## Start

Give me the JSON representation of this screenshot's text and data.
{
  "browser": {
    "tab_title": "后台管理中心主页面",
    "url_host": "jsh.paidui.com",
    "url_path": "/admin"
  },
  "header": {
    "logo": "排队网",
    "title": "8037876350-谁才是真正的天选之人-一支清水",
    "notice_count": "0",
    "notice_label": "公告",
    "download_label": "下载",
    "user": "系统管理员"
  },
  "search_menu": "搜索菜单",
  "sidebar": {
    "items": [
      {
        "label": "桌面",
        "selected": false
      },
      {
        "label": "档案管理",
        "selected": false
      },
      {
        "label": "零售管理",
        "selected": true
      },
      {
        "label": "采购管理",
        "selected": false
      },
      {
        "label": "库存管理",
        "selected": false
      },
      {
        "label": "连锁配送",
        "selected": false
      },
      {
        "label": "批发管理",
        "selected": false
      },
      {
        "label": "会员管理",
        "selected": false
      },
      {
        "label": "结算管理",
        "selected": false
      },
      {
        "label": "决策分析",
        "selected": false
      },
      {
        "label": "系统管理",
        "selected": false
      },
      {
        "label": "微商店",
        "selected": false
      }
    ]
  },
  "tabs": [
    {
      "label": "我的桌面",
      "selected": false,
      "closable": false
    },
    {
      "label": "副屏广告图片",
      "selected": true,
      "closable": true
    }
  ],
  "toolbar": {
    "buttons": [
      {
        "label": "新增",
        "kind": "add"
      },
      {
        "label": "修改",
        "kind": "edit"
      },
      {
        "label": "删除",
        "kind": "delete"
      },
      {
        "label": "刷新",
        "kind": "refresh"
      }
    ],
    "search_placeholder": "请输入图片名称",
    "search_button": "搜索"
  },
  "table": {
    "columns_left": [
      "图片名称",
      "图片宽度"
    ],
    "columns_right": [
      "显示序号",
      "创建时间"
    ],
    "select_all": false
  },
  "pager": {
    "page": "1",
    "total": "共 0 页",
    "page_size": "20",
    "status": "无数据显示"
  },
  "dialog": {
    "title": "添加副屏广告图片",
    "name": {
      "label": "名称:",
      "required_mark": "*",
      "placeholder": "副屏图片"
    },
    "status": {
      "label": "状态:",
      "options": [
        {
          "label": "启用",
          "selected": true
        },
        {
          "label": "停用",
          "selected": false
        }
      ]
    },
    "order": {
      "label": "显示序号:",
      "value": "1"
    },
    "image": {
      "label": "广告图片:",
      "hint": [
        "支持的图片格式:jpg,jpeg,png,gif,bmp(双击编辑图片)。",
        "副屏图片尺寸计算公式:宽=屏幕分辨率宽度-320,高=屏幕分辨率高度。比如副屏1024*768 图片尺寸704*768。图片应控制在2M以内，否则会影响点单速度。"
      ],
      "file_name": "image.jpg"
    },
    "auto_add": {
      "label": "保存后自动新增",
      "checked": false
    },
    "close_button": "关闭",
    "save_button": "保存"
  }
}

## End

• Exercise task:
Repeat the material above in full, keeping every word.

• Result of the exercise:
Give me the JSON representation of this screenshot's text and data.
{
  "browser": {
    "tab_title": "后台管理中心主页面",
    "url_host": "jsh.paidui.com",
    "url_path": "/admin"
  },
  "header": {
    "logo": "排队网",
    "title": "8037876350-谁才是真正的天选之人-一支清水",
    "notice_count": "0",
    "notice_label": "公告",
    "download_label": "下载",
    "user": "系统管理员"
  },
  "search_menu": "搜索菜单",
  "sidebar": {
    "items": [
      {
        "label": "桌面",
        "selected": false
      },
      {
        "label": "档案管理",
        "selected": false
      },
      {
        "label": "零售管理",
        "selected": true
      },
      {
        "label": "采购管理",
        "selected": false
      },
      {
        "label": "库存管理",
        "selected": false
      },
      {
        "label": "连锁配送",
        "selected": false
      },
      {
        "label": "批发管理",
        "selected": false
      },
      {
        "label": "会员管理",
        "selected": false
      },
      {
        "label": "结算管理",
        "selected": false
      },
      {
        "label": "决策分析",
        "selected": false
      },
      {
        "label": "系统管理",
        "selected": false
      },
      {
        "label": "微商店",
        "selected": false
      }
    ]
  },
  "tabs": [
    {
      "label": "我的桌面",
      "selected": false,
      "closable": false
    },
    {
      "label": "副屏广告图片",
      "selected": true,
      "closable": true
    }
  ],
  "toolbar": {
    "buttons": [
      {
        "label": "新增",
        "kind": "add"
      },
      {
        "label": "修改",
        "kind": "edit"
      },
      {
        "label": "删除",
        "kind": "delete"
      },
      {
        "label": "刷新",
        "kind": "refresh"
      }
    ],
    "search_placeholder": "请输入图片名称",
    "search_button": "搜索"
  },
  "table": {
    "columns_left": [
      "图片名称",
      "图片宽度"
    ],
    "columns_right": [
      "显示序号",
      "创建时间"
    ],
    "select_all": false
  },
  "pager": {
    "page": "1",
    "total": "共 0 页",
    "page_size": "20",
    "status": "无数据显示"
  },
  "dialog": {
    "title": "添加副屏广告图片",
    "name": {
      "label": "名称:",
      "required_mark": "*",
      "placeholder": "副屏图片"
    },
    "status": {
      "label": "状态:",
      "options": [
        {
          "label": "启用",
          "selected": true
        },
        {
          "label": "停用",
          "selected": false
        }
      ]
    },
    "order": {
      "label": "显示序号:",
      "value": "1"
    },
    "image": {
      "label": "广告图片:",
      "hint": [
        "支持的图片格式:jpg,jpeg,png,gif,bmp(双击编辑图片)。",
        "副屏图片尺寸计算公式:宽=屏幕分辨率宽度-320,高=屏幕分辨率高度。比如副屏1024*768 图片尺寸704*768。图片应控制在2M以内，否则会影响点单速度。"
      ],
      "file_name": "image.jpg"
    },
    "auto_add": {
      "label": "保存后自动新增",
      "checked": false
    },
    "close_button": "关闭",
    "save_button": "保存"
  }
}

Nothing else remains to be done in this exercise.